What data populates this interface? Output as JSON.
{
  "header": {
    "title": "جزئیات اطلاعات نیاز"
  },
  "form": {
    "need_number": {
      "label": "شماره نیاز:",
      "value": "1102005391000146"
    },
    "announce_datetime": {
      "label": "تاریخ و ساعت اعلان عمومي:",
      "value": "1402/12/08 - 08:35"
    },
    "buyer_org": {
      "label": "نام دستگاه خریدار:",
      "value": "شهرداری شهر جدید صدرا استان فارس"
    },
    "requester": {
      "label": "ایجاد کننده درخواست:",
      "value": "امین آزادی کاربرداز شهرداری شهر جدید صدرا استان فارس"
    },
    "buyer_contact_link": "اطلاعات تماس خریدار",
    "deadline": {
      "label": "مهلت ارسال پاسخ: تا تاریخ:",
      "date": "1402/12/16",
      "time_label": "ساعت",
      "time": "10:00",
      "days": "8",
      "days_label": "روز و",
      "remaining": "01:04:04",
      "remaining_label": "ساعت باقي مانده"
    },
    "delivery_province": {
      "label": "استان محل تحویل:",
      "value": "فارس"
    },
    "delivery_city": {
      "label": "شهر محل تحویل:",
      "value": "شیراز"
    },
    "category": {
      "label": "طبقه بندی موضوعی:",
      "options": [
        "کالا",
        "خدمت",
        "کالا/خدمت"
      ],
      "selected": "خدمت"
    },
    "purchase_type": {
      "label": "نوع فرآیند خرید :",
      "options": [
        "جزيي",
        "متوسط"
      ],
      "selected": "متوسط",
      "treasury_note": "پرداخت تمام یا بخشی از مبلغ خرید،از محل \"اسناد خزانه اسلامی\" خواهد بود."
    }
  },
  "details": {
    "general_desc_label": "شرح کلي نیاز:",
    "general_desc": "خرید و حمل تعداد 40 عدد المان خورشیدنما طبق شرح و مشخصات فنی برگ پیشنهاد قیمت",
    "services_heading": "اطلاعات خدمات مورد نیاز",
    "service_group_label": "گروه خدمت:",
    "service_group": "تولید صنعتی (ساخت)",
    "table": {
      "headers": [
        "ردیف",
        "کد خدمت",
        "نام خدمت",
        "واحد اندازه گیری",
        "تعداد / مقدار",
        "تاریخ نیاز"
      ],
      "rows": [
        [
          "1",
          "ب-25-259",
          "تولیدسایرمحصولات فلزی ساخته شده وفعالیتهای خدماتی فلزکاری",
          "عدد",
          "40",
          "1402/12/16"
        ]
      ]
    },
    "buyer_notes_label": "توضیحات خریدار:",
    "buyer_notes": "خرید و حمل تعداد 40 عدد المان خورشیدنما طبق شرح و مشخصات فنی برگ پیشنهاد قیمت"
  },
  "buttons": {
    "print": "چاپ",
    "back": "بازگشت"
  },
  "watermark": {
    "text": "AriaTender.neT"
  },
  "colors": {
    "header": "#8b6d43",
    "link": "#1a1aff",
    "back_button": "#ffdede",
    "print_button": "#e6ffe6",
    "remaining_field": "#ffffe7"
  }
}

• Short problem
All of the entries need to be reproduced exactly; please write them out.

• Exercise output
What data populates this interface? Output as JSON.
{
  "header": {
    "title": "جزئیات اطلاعات نیاز"
  },
  "form": {
    "need_number": {
      "label": "شماره نیاز:",
      "value": "1102005391000146"
    },
    "announce_datetime": {
      "label": "تاریخ و ساعت اعلان عمومي:",
      "value": "1402/12/08 - 08:35"
    },
    "buyer_org": {
      "label": "نام دستگاه خریدار:",
      "value": "شهرداری شهر جدید صدرا استان فارس"
    },
    "requester": {
      "label": "ایجاد کننده درخواست:",
      "value": "امین آزادی کاربرداز شهرداری شهر جدید صدرا استان فارس"
    },
    "buyer_contact_link": "اطلاعات تماس خریدار",
    "deadline": {
      "label": "مهلت ارسال پاسخ: تا تاریخ:",
      "date": "1402/12/16",
      "time_label": "ساعت",
      "time": "10:00",
      "days": "8",
      "days_label": "روز و",
      "remaining": "01:04:04",
      "remaining_label": "ساعت باقي مانده"
    },
    "delivery_province": {
      "label": "استان محل تحویل:",
      "value": "فارس"
    },
    "delivery_city": {
      "label": "شهر محل تحویل:",
      "value": "شیراز"
    },
    "category": {
      "label": "طبقه بندی موضوعی:",
      "options": [
        "کالا",
        "خدمت",
        "کالا/خدمت"
      ],
      "selected": "خدمت"
    },
    "purchase_type": {
      "label": "نوع فرآیند خرید :",
      "options": [
        "جزيي",
        "متوسط"
      ],
      "selected": "متوسط",
      "treasury_note": "پرداخت تمام یا بخشی از مبلغ خرید،از محل \"اسناد خزانه اسلامی\" خواهد بود."
    }
  },
  "details": {
    "general_desc_label": "شرح کلي نیاز:",
    "general_desc": "خرید و حمل تعداد 40 عدد المان خورشیدنما طبق شرح و مشخصات فنی برگ پیشنهاد قیمت",
    "services_heading": "اطلاعات خدمات مورد نیاز",
    "service_group_label": "گروه خدمت:",
    "service_group": "تولید صنعتی (ساخت)",
    "table": {
      "headers": [
        "ردیف",
        "کد خدمت",
        "نام خدمت",
        "واحد اندازه گیری",
        "تعداد / مقدار",
        "تاریخ نیاز"
      ],
      "rows": [
        [
          "1",
          "ب-25-259",
          "تولیدسایرمحصولات فلزی ساخته شده وفعالیتهای خدماتی فلزکاری",
          "عدد",
          "40",
          "1402/12/16"
        ]
      ]
    },
    "buyer_notes_label": "توضیحات خریدار:",
    "buyer_notes": "خرید و حمل تعداد 40 عدد المان خورشیدنما طبق شرح و مشخصات فنی برگ پیشنهاد قیمت"
  },
  "buttons": {
    "print": "چاپ",
    "back": "بازگشت"
  },
  "watermark": {
    "text": "AriaTender.neT"
  },
  "colors": {
    "header": "#8b6d43",
    "link": "#1a1aff",
    "back_button": "#ffdede",
    "print_button": "#e6ffe6",
    "remaining_field": "#ffffe7"
  }
}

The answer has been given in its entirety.